Set exercise:
Pull out the lines of the data from the very first line through the line containing "license-row-label bbox=[79, 345, 140, 427]", including both, and reproduce them word for word.

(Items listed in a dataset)
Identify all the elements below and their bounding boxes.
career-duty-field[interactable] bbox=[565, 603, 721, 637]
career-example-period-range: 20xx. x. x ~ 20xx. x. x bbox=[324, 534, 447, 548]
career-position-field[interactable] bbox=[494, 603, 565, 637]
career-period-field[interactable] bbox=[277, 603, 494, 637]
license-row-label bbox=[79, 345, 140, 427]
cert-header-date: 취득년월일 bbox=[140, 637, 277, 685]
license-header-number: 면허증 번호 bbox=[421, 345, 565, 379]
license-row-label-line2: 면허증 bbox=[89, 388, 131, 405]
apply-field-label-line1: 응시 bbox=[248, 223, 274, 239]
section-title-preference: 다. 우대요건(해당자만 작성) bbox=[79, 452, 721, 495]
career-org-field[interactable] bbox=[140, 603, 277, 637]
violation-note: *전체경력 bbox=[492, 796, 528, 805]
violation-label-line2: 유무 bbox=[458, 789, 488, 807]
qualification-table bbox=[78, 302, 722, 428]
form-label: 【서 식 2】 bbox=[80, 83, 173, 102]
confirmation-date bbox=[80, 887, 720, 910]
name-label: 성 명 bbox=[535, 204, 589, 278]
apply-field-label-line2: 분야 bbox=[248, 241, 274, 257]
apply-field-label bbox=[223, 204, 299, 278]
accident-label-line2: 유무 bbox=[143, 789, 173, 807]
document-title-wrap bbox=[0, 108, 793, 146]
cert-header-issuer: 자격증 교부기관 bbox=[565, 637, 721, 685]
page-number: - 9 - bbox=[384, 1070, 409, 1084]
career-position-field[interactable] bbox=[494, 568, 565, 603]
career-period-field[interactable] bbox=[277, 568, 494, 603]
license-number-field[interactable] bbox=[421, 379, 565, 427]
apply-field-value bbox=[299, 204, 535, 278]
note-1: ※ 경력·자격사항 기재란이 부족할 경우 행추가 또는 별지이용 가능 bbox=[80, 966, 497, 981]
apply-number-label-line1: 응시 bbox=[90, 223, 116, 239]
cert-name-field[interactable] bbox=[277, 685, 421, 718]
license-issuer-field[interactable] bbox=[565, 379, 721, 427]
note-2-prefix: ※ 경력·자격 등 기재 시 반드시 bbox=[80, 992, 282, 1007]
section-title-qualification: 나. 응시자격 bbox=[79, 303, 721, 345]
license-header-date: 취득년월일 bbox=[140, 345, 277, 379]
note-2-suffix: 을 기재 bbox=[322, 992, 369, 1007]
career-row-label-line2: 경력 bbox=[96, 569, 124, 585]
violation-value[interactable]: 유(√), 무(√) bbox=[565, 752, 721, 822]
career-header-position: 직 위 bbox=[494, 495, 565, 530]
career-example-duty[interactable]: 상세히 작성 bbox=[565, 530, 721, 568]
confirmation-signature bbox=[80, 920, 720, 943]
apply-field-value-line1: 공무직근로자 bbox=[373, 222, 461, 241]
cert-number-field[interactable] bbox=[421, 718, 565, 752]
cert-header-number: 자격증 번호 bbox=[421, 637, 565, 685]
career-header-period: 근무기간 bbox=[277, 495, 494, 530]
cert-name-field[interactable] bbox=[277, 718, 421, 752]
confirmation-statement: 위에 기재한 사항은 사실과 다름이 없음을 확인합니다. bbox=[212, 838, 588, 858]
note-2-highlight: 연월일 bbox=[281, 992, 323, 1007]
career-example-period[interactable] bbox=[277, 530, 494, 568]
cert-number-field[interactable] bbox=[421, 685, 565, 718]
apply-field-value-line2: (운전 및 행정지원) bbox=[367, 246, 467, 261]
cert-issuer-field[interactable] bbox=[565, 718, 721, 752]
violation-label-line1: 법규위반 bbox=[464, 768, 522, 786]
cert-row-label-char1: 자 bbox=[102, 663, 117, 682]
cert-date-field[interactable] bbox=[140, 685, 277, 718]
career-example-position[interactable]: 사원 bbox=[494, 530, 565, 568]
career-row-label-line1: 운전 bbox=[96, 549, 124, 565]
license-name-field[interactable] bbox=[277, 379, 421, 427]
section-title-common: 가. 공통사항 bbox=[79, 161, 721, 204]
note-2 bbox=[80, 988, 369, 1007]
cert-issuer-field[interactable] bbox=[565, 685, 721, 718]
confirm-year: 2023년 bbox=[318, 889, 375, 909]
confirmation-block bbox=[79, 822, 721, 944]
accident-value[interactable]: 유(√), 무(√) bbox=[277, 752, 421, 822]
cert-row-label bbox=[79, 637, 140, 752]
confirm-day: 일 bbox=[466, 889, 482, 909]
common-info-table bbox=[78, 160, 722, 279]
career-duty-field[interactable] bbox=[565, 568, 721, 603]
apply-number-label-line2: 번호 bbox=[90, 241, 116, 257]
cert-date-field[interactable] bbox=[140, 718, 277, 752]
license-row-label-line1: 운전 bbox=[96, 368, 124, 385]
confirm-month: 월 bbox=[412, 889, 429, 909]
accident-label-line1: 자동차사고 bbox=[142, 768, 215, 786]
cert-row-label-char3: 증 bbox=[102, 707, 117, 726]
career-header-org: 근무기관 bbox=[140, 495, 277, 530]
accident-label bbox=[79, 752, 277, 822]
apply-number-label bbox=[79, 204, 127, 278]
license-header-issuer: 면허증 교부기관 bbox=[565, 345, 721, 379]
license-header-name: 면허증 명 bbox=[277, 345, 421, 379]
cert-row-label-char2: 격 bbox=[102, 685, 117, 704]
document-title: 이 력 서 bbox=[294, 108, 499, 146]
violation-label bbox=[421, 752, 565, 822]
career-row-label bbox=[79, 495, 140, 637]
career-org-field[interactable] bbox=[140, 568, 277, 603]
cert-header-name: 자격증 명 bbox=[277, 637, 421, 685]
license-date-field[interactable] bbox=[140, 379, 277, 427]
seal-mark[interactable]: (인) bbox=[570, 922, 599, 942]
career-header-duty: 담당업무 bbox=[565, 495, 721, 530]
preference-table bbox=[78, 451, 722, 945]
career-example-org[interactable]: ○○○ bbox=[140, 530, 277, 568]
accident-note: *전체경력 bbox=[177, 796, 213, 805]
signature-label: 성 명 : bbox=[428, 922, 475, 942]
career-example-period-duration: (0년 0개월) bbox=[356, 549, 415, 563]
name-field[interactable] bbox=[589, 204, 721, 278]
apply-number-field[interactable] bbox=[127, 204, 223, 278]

Solved exercise:
Identify all the elements below and their bounding boxes.
career-duty-field[interactable] bbox=[565, 603, 721, 637]
career-example-period-range: 20xx. x. x ~ 20xx. x. x bbox=[324, 534, 447, 548]
career-position-field[interactable] bbox=[494, 603, 565, 637]
career-period-field[interactable] bbox=[277, 603, 494, 637]
license-row-label bbox=[79, 345, 140, 427]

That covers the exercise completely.